▸ Data shown:
*** Block opens ***

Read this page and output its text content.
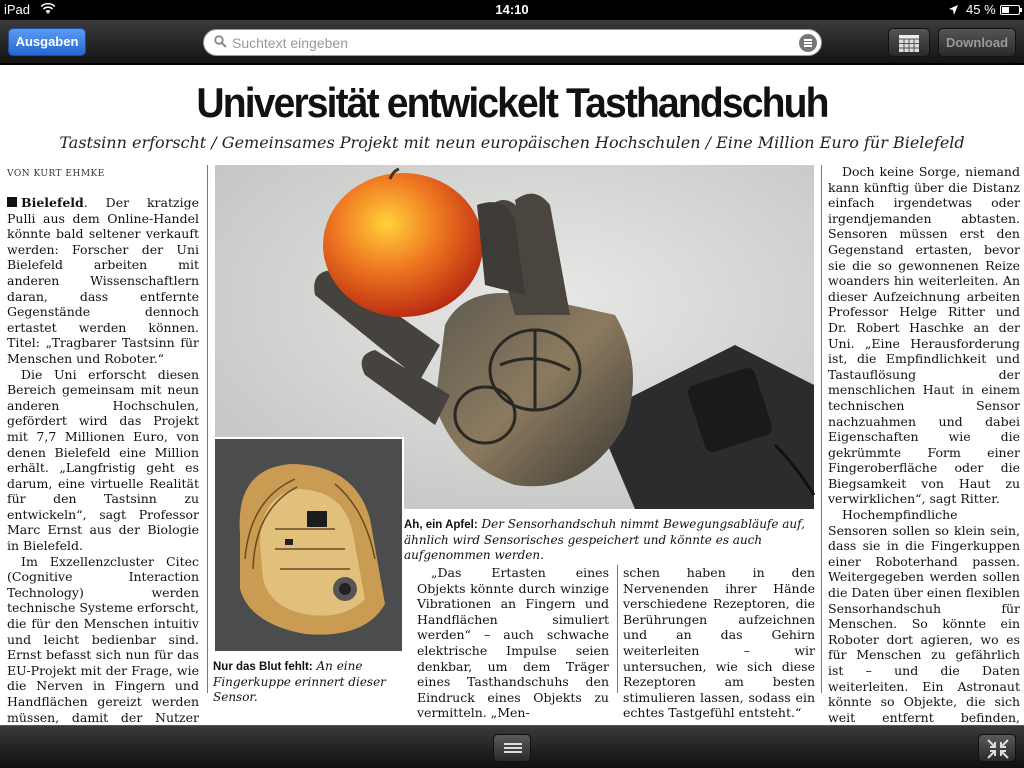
iPad	14:10	45 %
Ausgaben
Suchtext eingeben	Download
Universität entwickelt Tasthandschuh
Tastsinn erforscht / Gemeinsames Projekt mit neun europäischen Hochschulen / Eine Million Euro für Bielefeld
VON KURT EHMKE

Bielefeld. Der kratzige Pulli aus dem Online-Handel könnte bald seltener verkauft werden: Forscher der Uni Bielefeld arbeiten mit anderen Wissenschaftlern daran, dass entfernte Gegenstände dennoch ertastet werden können. Titel: „Tragbarer Tastsinn für Menschen und Roboter.“

Die Uni erforscht diesen Bereich gemeinsam mit neun anderen Hochschulen, gefördert wird das Projekt mit 7,7 Millionen Euro, von denen Bielefeld eine Million erhält. „Langfristig geht es darum, eine virtuelle Realität für den Tastsinn zu entwickeln“, sagt Professor Marc Ernst aus der Biologie in Bielefeld.

Im Exzellenzcluster Citec (Cognitive Interaction Technology) werden technische Systeme erforscht, die für den Menschen intuitiv und leicht bedienbar sind. Ernst befasst sich nun für das EU-Projekt mit der Frage, wie die Nerven in Fingern und Handflächen gereizt werden müssen, damit der Nutzer

Ah, ein Apfel: Der Sensorhandschuh nimmt Bewegungsabläufe auf, ähnlich wird Sensorisches gespeichert und könnte es auch aufgenommen werden.
Nur das Blut fehlt: An eine Fingerkuppe erinnert dieser Sensor.

„Das Ertasten eines Objekts könnte durch winzige Vibrationen an Fingern und Handflächen simuliert werden“ – auch schwache elektrische Impulse seien denkbar, um dem Träger eines Tasthandschuhs den Eindruck eines Objekts zu vermitteln. „Men-

schen haben in den Nervenenden ihrer Hände verschiedene Rezeptoren, die Berührungen aufzeichnen und an das Gehirn weiterleiten – wir untersuchen, wie sich diese Rezeptoren am besten stimulieren lassen, sodass ein echtes Tastgefühl entsteht.“

Doch keine Sorge, niemand kann künftig über die Distanz einfach irgendetwas oder irgendjemanden abtasten. Sensoren müssen erst den Gegenstand ertasten, bevor sie die so gewonnenen Reize woanders hin weiterleiten. An dieser Aufzeichnung arbeiten Professor Helge Ritter und Dr. Robert Haschke an der Uni. „Eine Herausforderung ist, die Empfindlichkeit und Tastauflösung der menschlichen Haut in einem technischen Sensor nachzuahmen und dabei Eigenschaften wie die gekrümmte Form einer Fingeroberfläche oder die Biegsamkeit von Haut zu verwirklichen“, sagt Ritter.

Hochempfindliche Sensoren sollen so klein sein, dass sie in die Fingerkuppen einer Roboterhand passen. Weitergegeben werden sollen die Daten über einen flexiblen Sensorhandschuh für Menschen. So könnte ein Roboter dort agieren, wo es für Menschen zu gefährlich ist – und die Daten weiterleiten. Ein Astronaut könnte so Objekte, die sich weit entfernt befinden,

*** Block closes ***

▸ Exercise aim:
Although the entries contain pictures, copy everything else in them exactly.

▸ Task solution:
Read this page and output its text content.
iPad	14:10	45 %
Ausgaben
Suchtext eingeben	Download
Universität entwickelt Tasthandschuh
Tastsinn erforscht / Gemeinsames Projekt mit neun europäischen Hochschulen / Eine Million Euro für Bielefeld
VON KURT EHMKE

Bielefeld. Der kratzige Pulli aus dem Online-Handel könnte bald seltener verkauft werden: Forscher der Uni Bielefeld arbeiten mit anderen Wissenschaftlern daran, dass entfernte Gegenstände dennoch ertastet werden können. Titel: „Tragbarer Tastsinn für Menschen und Roboter.“

Die Uni erforscht diesen Bereich gemeinsam mit neun anderen Hochschulen, gefördert wird das Projekt mit 7,7 Millionen Euro, von denen Bielefeld eine Million erhält. „Langfristig geht es darum, eine virtuelle Realität für den Tastsinn zu entwickeln“, sagt Professor Marc Ernst aus der Biologie in Bielefeld.

Im Exzellenzcluster Citec (Cognitive Interaction Technology) werden technische Systeme erforscht, die für den Menschen intuitiv und leicht bedienbar sind. Ernst befasst sich nun für das EU-Projekt mit der Frage, wie die Nerven in Fingern und Handflächen gereizt werden müssen, damit der Nutzer

Ah, ein Apfel: Der Sensorhandschuh nimmt Bewegungsabläufe auf, ähnlich wird Sensorisches gespeichert und könnte es auch aufgenommen werden.
Nur das Blut fehlt: An eine Fingerkuppe erinnert dieser Sensor.

„Das Ertasten eines Objekts könnte durch winzige Vibrationen an Fingern und Handflächen simuliert werden“ – auch schwache elektrische Impulse seien denkbar, um dem Träger eines Tasthandschuhs den Eindruck eines Objekts zu vermitteln. „Men-

schen haben in den Nervenenden ihrer Hände verschiedene Rezeptoren, die Berührungen aufzeichnen und an das Gehirn weiterleiten – wir untersuchen, wie sich diese Rezeptoren am besten stimulieren lassen, sodass ein echtes Tastgefühl entsteht.“

Doch keine Sorge, niemand kann künftig über die Distanz einfach irgendetwas oder irgendjemanden abtasten. Sensoren müssen erst den Gegenstand ertasten, bevor sie die so gewonnenen Reize woanders hin weiterleiten. An dieser Aufzeichnung arbeiten Professor Helge Ritter und Dr. Robert Haschke an der Uni. „Eine Herausforderung ist, die Empfindlichkeit und Tastauflösung der menschlichen Haut in einem technischen Sensor nachzuahmen und dabei Eigenschaften wie die gekrümmte Form einer Fingeroberfläche oder die Biegsamkeit von Haut zu verwirklichen“, sagt Ritter.

Hochempfindliche Sensoren sollen so klein sein, dass sie in die Fingerkuppen einer Roboterhand passen. Weitergegeben werden sollen die Daten über einen flexiblen Sensorhandschuh für Menschen. So könnte ein Roboter dort agieren, wo es für Menschen zu gefährlich ist – und die Daten weiterleiten. Ein Astronaut könnte so Objekte, die sich weit entfernt befinden,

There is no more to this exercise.